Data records
::::::

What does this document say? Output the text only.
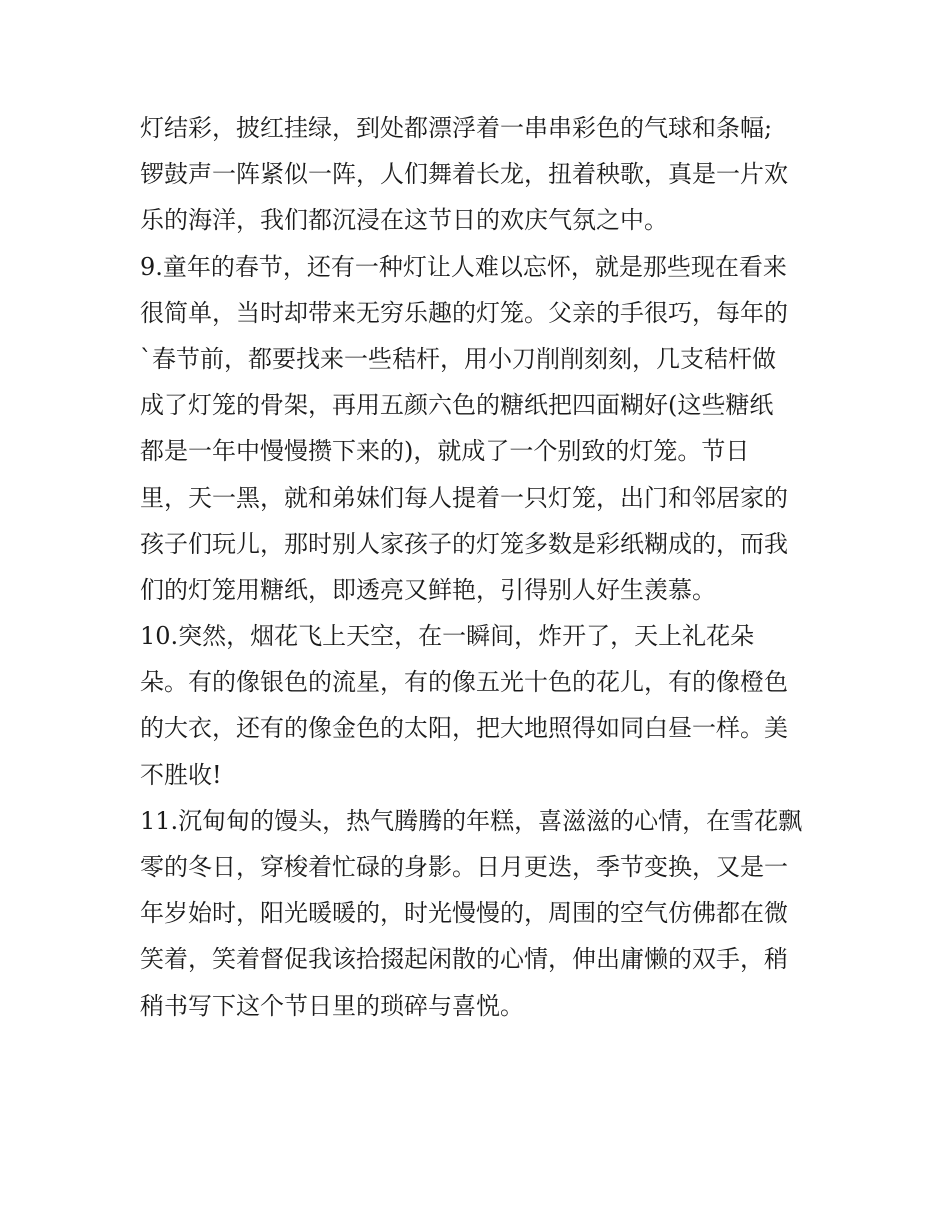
灯结彩，披红挂绿，到处都漂浮着一串串彩色的气球和条幅;
锣鼓声一阵紧似一阵，人们舞着长龙，扭着秧歌，真是一片欢
乐的海洋，我们都沉浸在这节日的欢庆气氛之中。
9.童年的春节，还有一种灯让人难以忘怀，就是那些现在看来
很简单，当时却带来无穷乐趣的灯笼。父亲的手很巧，每年的
`春节前，都要找来一些秸杆，用小刀削削刻刻，几支秸杆做
成了灯笼的骨架，再用五颜六色的糖纸把四面糊好(这些糖纸
都是一年中慢慢攒下来的)，就成了一个别致的灯笼。节日
里，天一黑，就和弟妹们每人提着一只灯笼，出门和邻居家的
孩子们玩儿，那时别人家孩子的灯笼多数是彩纸糊成的，而我
们的灯笼用糖纸，即透亮又鲜艳，引得别人好生羡慕。
10.突然，烟花飞上天空，在一瞬间，炸开了，天上礼花朵
朵。有的像银色的流星，有的像五光十色的花儿，有的像橙色
的大衣，还有的像金色的太阳，把大地照得如同白昼一样。美
不胜收!
11.沉甸甸的馒头，热气腾腾的年糕，喜滋滋的心情，在雪花飘
零的冬日，穿梭着忙碌的身影。日月更迭，季节变换，又是一
年岁始时，阳光暖暖的，时光慢慢的，周围的空气仿佛都在微
笑着，笑着督促我该拾掇起闲散的心情，伸出庸懒的双手，稍
稍书写下这个节日里的琐碎与喜悦。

::::::

◆ Short problem ◆
Write out the whole listing exactly, and drop the pictures.

◆ Complete response ◆
What does this document say? Output the text only.
灯结彩，披红挂绿，到处都漂浮着一串串彩色的气球和条幅;
锣鼓声一阵紧似一阵，人们舞着长龙，扭着秧歌，真是一片欢
乐的海洋，我们都沉浸在这节日的欢庆气氛之中。
9.童年的春节，还有一种灯让人难以忘怀，就是那些现在看来
很简单，当时却带来无穷乐趣的灯笼。父亲的手很巧，每年的
`春节前，都要找来一些秸杆，用小刀削削刻刻，几支秸杆做
成了灯笼的骨架，再用五颜六色的糖纸把四面糊好(这些糖纸
都是一年中慢慢攒下来的)，就成了一个别致的灯笼。节日
里，天一黑，就和弟妹们每人提着一只灯笼，出门和邻居家的
孩子们玩儿，那时别人家孩子的灯笼多数是彩纸糊成的，而我
们的灯笼用糖纸，即透亮又鲜艳，引得别人好生羡慕。
10.突然，烟花飞上天空，在一瞬间，炸开了，天上礼花朵
朵。有的像银色的流星，有的像五光十色的花儿，有的像橙色
的大衣，还有的像金色的太阳，把大地照得如同白昼一样。美
不胜收!
11.沉甸甸的馒头，热气腾腾的年糕，喜滋滋的心情，在雪花飘
零的冬日，穿梭着忙碌的身影。日月更迭，季节变换，又是一
年岁始时，阳光暖暖的，时光慢慢的，周围的空气仿佛都在微
笑着，笑着督促我该拾掇起闲散的心情，伸出庸懒的双手，稍
稍书写下这个节日里的琐碎与喜悦。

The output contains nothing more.